## [Objective]
Repeat the material exactly, leaving nothing out.

## [Provided records]

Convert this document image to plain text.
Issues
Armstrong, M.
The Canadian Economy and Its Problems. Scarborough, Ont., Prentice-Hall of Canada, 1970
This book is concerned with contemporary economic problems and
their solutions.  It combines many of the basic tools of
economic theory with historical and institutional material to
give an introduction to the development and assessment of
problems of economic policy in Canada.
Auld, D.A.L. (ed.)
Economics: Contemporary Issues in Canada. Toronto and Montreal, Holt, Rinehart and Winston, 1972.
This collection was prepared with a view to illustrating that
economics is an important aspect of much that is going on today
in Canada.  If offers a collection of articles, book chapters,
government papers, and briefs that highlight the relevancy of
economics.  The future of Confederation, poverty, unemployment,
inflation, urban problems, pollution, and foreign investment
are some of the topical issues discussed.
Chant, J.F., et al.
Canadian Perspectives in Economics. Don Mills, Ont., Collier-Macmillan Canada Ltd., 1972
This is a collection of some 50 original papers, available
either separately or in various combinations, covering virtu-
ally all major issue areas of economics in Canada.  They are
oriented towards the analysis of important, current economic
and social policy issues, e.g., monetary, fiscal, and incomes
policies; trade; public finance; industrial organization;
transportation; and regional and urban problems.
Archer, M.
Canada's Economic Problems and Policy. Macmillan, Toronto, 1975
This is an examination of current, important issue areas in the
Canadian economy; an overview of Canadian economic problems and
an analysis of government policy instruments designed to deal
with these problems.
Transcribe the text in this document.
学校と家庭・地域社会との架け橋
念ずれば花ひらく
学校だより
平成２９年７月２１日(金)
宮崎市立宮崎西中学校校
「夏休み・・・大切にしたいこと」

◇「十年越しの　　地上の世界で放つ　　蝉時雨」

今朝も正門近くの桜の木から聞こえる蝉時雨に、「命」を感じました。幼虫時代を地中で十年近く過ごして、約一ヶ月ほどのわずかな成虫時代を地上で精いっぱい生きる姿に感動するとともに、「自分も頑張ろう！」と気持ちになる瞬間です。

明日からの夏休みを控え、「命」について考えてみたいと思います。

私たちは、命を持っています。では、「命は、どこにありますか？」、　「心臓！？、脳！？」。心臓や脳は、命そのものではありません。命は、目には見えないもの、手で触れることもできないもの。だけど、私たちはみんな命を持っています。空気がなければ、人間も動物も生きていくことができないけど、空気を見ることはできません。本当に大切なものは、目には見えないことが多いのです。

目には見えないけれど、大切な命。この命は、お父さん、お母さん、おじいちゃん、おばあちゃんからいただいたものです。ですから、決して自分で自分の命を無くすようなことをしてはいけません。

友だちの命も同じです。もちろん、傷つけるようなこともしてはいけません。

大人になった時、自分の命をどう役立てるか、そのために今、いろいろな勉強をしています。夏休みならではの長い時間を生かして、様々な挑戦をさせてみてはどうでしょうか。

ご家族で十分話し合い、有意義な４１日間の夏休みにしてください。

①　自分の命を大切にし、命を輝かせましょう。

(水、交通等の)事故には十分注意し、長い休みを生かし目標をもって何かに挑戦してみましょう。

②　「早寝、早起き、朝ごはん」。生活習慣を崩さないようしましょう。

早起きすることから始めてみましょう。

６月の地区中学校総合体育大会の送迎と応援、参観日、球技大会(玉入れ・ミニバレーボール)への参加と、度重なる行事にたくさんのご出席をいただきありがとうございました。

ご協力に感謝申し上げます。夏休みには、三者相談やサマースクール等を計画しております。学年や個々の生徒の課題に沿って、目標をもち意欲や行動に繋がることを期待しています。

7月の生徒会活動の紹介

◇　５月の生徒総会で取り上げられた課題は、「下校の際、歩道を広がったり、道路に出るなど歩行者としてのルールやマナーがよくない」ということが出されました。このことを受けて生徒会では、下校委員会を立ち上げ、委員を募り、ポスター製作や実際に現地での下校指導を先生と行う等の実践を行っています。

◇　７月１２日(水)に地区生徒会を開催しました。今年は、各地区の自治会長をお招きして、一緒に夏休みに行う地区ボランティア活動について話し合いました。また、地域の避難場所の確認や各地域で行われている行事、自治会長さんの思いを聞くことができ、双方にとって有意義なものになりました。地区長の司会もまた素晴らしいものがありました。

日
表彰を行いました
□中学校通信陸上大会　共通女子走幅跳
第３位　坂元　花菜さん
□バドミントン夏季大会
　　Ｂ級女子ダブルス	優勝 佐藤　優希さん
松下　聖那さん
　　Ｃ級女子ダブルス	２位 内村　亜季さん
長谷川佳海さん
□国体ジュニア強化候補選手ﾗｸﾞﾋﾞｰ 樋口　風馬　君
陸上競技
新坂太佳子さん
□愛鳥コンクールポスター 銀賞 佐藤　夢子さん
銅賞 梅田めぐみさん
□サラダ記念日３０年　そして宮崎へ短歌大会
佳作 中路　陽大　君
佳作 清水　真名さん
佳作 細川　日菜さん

## [Output of the task]
Convert this document image to plain text.
Issues
Armstrong, M.
The Canadian Economy and Its Problems. Scarborough, Ont., Prentice-Hall of Canada, 1970
This book is concerned with contemporary economic problems and
their solutions.  It combines many of the basic tools of
economic theory with historical and institutional material to
give an introduction to the development and assessment of
problems of economic policy in Canada.
Auld, D.A.L. (ed.)
Economics: Contemporary Issues in Canada. Toronto and Montreal, Holt, Rinehart and Winston, 1972.
This collection was prepared with a view to illustrating that
economics is an important aspect of much that is going on today
in Canada.  If offers a collection of articles, book chapters,
government papers, and briefs that highlight the relevancy of
economics.  The future of Confederation, poverty, unemployment,
inflation, urban problems, pollution, and foreign investment
are some of the topical issues discussed.
Chant, J.F., et al.
Canadian Perspectives in Economics. Don Mills, Ont., Collier-Macmillan Canada Ltd., 1972
This is a collection of some 50 original papers, available
either separately or in various combinations, covering virtu-
ally all major issue areas of economics in Canada.  They are
oriented towards the analysis of important, current economic
and social policy issues, e.g., monetary, fiscal, and incomes
policies; trade; public finance; industrial organization;
transportation; and regional and urban problems.
Archer, M.
Canada's Economic Problems and Policy. Macmillan, Toronto, 1975
This is an examination of current, important issue areas in the
Canadian economy; an overview of Canadian economic problems and
an analysis of government policy instruments designed to deal
with these problems.
Transcribe the text in this document.
学校と家庭・地域社会との架け橋
念ずれば花ひらく
学校だより
平成２９年７月２１日(金)
宮崎市立宮崎西中学校校
「夏休み・・・大切にしたいこと」

◇「十年越しの　　地上の世界で放つ　　蝉時雨」

今朝も正門近くの桜の木から聞こえる蝉時雨に、「命」を感じました。幼虫時代を地中で十年近く過ごして、約一ヶ月ほどのわずかな成虫時代を地上で精いっぱい生きる姿に感動するとともに、「自分も頑張ろう！」と気持ちになる瞬間です。

明日からの夏休みを控え、「命」について考えてみたいと思います。

私たちは、命を持っています。では、「命は、どこにありますか？」、　「心臓！？、脳！？」。心臓や脳は、命そのものではありません。命は、目には見えないもの、手で触れることもできないもの。だけど、私たちはみんな命を持っています。空気がなければ、人間も動物も生きていくことができないけど、空気を見ることはできません。本当に大切なものは、目には見えないことが多いのです。

目には見えないけれど、大切な命。この命は、お父さん、お母さん、おじいちゃん、おばあちゃんからいただいたものです。ですから、決して自分で自分の命を無くすようなことをしてはいけません。

友だちの命も同じです。もちろん、傷つけるようなこともしてはいけません。

大人になった時、自分の命をどう役立てるか、そのために今、いろいろな勉強をしています。夏休みならではの長い時間を生かして、様々な挑戦をさせてみてはどうでしょうか。

ご家族で十分話し合い、有意義な４１日間の夏休みにしてください。

①　自分の命を大切にし、命を輝かせましょう。

(水、交通等の)事故には十分注意し、長い休みを生かし目標をもって何かに挑戦してみましょう。

②　「早寝、早起き、朝ごはん」。生活習慣を崩さないようしましょう。

早起きすることから始めてみましょう。

６月の地区中学校総合体育大会の送迎と応援、参観日、球技大会(玉入れ・ミニバレーボール)への参加と、度重なる行事にたくさんのご出席をいただきありがとうございました。

ご協力に感謝申し上げます。夏休みには、三者相談やサマースクール等を計画しております。学年や個々の生徒の課題に沿って、目標をもち意欲や行動に繋がることを期待しています。

7月の生徒会活動の紹介

◇　５月の生徒総会で取り上げられた課題は、「下校の際、歩道を広がったり、道路に出るなど歩行者としてのルールやマナーがよくない」ということが出されました。このことを受けて生徒会では、下校委員会を立ち上げ、委員を募り、ポスター製作や実際に現地での下校指導を先生と行う等の実践を行っています。

◇　７月１２日(水)に地区生徒会を開催しました。今年は、各地区の自治会長をお招きして、一緒に夏休みに行う地区ボランティア活動について話し合いました。また、地域の避難場所の確認や各地域で行われている行事、自治会長さんの思いを聞くことができ、双方にとって有意義なものになりました。地区長の司会もまた素晴らしいものがありました。

日
表彰を行いました
□中学校通信陸上大会　共通女子走幅跳
第３位　坂元　花菜さん
□バドミントン夏季大会
　　Ｂ級女子ダブルス	優勝 佐藤　優希さん
松下　聖那さん
　　Ｃ級女子ダブルス	２位 内村　亜季さん
長谷川佳海さん
□国体ジュニア強化候補選手ﾗｸﾞﾋﾞｰ 樋口　風馬　君
陸上競技
新坂太佳子さん
□愛鳥コンクールポスター 銀賞 佐藤　夢子さん
銅賞 梅田めぐみさん
□サラダ記念日３０年　そして宮崎へ短歌大会
佳作 中路　陽大　君
佳作 清水　真名さん
佳作 細川　日菜さん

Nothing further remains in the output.